**TASK TO COMPLETE:**
Collect each line of the records containing the string "golf".

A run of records
********************

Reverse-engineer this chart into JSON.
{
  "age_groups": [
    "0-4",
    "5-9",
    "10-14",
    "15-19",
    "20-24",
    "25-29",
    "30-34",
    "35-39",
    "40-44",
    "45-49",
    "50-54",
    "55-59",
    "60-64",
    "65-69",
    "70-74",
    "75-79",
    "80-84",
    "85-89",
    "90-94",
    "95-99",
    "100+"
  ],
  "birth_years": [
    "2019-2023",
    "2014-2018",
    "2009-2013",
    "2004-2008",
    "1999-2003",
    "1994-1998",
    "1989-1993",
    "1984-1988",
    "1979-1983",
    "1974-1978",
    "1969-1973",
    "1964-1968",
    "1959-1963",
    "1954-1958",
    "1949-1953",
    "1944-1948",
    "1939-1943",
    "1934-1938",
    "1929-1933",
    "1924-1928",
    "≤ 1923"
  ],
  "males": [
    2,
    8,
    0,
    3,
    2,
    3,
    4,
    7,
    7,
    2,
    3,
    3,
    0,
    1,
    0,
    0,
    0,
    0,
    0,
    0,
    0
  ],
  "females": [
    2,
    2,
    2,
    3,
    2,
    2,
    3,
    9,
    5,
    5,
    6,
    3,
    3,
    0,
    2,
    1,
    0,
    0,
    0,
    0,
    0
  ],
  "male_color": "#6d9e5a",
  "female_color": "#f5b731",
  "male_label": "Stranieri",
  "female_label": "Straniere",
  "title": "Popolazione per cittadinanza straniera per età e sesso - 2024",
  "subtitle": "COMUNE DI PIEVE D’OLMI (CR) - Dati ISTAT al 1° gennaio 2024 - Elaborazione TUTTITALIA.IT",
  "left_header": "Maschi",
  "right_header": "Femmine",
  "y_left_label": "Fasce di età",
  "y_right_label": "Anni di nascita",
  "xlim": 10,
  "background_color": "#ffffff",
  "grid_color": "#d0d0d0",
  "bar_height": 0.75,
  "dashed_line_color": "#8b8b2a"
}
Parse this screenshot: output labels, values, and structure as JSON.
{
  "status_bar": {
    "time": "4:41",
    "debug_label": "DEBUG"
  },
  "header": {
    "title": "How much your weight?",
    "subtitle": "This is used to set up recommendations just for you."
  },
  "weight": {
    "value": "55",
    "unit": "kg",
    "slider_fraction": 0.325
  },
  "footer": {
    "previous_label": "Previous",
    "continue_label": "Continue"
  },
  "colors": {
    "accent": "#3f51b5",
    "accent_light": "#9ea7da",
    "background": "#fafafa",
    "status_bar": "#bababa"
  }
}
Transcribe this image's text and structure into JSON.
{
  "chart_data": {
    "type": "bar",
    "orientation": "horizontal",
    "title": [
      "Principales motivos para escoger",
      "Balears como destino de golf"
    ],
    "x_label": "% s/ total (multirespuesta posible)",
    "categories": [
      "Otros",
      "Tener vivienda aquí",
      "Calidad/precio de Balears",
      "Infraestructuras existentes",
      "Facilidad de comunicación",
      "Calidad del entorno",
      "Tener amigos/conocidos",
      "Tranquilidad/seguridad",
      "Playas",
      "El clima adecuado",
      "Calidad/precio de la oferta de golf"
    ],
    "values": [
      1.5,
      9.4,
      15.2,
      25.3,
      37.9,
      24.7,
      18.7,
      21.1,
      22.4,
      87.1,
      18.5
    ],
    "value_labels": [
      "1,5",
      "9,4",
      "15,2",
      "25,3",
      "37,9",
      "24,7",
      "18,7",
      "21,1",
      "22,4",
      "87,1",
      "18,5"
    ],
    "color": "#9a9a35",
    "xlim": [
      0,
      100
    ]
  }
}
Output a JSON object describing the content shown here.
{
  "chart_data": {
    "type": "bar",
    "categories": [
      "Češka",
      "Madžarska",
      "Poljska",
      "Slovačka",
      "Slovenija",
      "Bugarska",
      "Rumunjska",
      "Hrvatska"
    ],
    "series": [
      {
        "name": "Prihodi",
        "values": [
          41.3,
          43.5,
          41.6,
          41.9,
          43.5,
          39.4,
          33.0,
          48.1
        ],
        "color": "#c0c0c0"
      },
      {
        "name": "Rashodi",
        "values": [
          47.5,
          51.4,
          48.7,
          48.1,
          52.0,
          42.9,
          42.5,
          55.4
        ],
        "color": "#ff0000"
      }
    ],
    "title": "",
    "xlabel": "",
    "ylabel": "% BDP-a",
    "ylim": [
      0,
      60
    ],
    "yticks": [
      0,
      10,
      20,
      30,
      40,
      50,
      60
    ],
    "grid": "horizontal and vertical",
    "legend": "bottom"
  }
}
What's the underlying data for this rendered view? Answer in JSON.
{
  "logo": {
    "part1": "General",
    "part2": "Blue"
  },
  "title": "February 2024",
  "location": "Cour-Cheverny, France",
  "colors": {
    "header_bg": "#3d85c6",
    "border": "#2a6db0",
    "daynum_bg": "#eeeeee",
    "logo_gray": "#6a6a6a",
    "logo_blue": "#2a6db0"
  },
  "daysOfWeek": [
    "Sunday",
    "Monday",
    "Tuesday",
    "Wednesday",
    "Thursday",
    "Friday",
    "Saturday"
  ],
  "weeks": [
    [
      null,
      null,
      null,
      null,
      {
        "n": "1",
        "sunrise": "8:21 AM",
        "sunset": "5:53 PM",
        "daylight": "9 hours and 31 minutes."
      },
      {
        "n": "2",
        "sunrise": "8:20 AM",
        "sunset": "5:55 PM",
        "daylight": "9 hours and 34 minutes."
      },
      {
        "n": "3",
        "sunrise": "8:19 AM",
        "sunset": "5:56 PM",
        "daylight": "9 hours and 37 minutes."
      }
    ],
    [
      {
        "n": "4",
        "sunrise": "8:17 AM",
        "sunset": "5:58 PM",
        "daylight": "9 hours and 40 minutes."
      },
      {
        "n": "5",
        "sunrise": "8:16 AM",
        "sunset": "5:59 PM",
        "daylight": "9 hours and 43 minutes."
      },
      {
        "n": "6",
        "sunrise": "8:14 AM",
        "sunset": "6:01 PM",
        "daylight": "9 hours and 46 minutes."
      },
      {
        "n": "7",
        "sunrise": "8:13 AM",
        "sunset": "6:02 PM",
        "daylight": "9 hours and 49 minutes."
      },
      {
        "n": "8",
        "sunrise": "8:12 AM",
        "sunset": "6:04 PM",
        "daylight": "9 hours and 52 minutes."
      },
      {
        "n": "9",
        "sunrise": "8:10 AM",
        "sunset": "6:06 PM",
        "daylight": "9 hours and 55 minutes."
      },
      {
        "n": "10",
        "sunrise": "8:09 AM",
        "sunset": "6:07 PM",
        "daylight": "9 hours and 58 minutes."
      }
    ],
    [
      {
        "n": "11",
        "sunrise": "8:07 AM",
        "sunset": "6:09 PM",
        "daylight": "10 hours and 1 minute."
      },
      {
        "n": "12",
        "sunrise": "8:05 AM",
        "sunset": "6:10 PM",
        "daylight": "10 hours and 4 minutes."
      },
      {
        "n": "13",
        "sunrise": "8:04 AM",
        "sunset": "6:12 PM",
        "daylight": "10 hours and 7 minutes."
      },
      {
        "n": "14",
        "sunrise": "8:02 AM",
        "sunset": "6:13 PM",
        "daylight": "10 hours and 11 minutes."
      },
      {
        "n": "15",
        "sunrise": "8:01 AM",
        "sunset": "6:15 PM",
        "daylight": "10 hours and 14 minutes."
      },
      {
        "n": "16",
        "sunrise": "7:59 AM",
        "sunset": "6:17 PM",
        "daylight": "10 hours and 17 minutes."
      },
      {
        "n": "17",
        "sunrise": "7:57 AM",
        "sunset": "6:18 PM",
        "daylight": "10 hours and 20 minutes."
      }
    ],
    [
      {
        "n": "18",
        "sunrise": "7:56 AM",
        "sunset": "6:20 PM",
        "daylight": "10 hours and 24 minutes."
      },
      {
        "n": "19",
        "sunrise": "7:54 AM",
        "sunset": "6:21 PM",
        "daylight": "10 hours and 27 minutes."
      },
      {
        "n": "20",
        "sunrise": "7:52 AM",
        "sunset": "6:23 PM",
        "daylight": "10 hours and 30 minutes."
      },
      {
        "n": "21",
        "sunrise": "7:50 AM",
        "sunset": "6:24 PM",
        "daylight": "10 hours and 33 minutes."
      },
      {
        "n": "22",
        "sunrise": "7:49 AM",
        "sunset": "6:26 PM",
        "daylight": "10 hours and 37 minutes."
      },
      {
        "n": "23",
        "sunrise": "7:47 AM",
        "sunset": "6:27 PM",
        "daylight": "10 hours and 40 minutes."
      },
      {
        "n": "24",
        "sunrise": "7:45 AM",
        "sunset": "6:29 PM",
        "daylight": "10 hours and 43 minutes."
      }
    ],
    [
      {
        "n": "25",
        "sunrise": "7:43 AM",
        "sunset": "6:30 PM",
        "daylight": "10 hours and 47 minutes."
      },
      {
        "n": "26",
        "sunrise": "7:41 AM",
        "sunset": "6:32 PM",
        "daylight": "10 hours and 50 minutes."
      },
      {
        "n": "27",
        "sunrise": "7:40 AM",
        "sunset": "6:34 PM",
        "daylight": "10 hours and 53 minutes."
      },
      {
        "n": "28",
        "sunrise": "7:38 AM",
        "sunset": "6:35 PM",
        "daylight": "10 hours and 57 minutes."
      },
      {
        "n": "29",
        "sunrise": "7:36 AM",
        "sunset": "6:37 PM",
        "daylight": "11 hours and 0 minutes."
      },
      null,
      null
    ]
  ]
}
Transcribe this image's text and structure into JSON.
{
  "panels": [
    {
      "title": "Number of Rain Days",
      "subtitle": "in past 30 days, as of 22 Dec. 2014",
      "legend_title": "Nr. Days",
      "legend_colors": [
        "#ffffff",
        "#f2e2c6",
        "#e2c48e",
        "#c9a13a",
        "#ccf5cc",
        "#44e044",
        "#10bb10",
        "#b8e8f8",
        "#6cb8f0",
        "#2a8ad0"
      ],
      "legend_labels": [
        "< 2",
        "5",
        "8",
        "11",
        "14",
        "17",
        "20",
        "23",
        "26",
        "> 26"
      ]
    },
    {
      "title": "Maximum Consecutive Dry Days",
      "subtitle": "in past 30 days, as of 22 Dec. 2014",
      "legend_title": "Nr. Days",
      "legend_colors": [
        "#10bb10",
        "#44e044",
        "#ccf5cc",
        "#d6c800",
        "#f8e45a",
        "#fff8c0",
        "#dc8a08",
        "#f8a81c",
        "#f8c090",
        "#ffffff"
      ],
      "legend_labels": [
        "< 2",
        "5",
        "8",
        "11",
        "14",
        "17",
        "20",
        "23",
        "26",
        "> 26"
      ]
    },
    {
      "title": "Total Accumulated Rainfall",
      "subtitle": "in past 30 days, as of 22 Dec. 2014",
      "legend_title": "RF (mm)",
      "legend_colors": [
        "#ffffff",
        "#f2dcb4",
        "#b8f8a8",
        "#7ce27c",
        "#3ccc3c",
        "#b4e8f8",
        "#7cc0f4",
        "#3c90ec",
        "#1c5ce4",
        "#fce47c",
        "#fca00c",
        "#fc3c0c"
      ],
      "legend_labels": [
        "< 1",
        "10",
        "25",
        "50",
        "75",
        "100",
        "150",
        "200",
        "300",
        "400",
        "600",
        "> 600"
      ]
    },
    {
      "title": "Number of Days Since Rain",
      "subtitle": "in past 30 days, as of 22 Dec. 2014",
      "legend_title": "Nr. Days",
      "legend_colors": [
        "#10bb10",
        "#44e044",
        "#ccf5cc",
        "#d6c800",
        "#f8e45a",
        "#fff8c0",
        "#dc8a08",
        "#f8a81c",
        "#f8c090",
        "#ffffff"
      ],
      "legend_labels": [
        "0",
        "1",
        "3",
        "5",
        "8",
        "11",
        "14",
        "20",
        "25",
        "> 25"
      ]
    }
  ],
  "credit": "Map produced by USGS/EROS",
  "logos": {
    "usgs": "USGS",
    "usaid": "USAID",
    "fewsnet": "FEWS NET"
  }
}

********************

**RESULT FOR THIS TASK:**
      "Balears como destino de golf"
      "Calidad/precio de la oferta de golf"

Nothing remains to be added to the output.